:: THE RECORDS ::
▬▬▬▬▬▬▬▬▬▬

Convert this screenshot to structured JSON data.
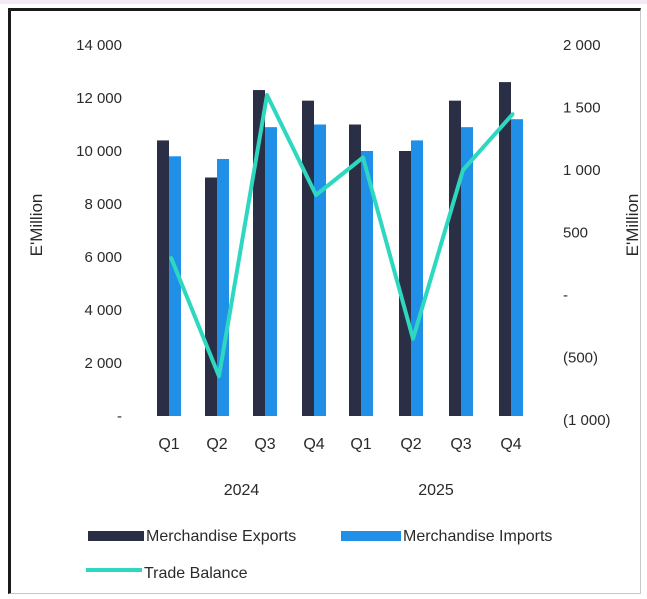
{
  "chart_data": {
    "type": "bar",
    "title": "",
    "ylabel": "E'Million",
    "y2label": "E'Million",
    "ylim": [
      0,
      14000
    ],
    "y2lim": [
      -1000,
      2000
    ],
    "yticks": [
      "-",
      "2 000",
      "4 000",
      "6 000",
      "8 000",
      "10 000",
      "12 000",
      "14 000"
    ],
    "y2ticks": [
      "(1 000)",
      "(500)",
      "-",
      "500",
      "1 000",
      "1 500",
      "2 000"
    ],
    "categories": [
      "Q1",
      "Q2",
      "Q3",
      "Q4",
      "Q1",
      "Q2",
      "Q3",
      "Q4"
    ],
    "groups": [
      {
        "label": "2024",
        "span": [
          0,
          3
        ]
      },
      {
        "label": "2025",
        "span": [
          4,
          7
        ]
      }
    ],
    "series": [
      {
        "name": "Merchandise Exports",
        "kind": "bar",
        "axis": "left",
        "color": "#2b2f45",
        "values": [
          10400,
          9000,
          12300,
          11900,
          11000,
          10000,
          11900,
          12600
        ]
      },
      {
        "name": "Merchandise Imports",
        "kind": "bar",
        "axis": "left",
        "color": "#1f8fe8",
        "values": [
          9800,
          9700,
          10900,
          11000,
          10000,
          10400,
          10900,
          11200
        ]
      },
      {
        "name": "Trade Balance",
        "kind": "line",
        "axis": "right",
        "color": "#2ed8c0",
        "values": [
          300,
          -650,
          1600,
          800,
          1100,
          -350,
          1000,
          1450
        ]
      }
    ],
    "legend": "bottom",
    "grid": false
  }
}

▬▬▬▬▬▬▬▬▬▬

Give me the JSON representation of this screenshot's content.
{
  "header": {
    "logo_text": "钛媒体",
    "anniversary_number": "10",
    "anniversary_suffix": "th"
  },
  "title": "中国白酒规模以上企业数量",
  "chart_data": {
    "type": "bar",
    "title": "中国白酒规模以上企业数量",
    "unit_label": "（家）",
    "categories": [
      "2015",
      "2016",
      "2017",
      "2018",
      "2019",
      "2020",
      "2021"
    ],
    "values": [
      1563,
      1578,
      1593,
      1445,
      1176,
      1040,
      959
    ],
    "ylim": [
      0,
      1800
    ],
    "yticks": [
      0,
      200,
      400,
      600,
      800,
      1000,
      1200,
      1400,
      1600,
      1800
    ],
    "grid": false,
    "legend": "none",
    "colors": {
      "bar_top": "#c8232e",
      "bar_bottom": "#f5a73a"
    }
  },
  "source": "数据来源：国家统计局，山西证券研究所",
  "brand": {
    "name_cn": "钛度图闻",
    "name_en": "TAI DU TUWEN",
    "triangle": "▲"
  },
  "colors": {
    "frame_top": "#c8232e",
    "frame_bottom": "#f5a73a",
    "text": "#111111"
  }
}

▬▬▬▬▬▬▬▬▬▬

:: WHAT YOU HAVE TO DO ::
Note how many lines in the material hold the word "this", and give that number with nothing added.

:: ANSWER IN FULL ::
2